-- begin DATA PROVIDED --

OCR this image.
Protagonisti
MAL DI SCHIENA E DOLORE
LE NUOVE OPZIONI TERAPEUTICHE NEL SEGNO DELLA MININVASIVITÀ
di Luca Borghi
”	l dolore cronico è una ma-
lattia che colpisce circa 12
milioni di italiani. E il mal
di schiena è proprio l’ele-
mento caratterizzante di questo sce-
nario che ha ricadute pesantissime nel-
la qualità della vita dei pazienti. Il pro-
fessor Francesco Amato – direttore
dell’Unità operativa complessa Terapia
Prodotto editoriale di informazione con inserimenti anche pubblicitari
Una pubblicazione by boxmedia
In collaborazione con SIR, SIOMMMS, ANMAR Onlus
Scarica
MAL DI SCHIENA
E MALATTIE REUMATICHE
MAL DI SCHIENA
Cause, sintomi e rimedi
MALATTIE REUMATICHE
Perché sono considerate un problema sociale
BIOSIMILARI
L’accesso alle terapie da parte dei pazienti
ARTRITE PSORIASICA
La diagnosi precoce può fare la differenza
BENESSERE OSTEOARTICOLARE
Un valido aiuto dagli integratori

-- end DATA PROVIDED --

▸ EXERCISE
Scan the material above for the string "REUMATICHE" and return the lines that hold it.

▸ ANSWER TO THE EXERCISE
E MALATTIE REUMATICHE
MALATTIE REUMATICHE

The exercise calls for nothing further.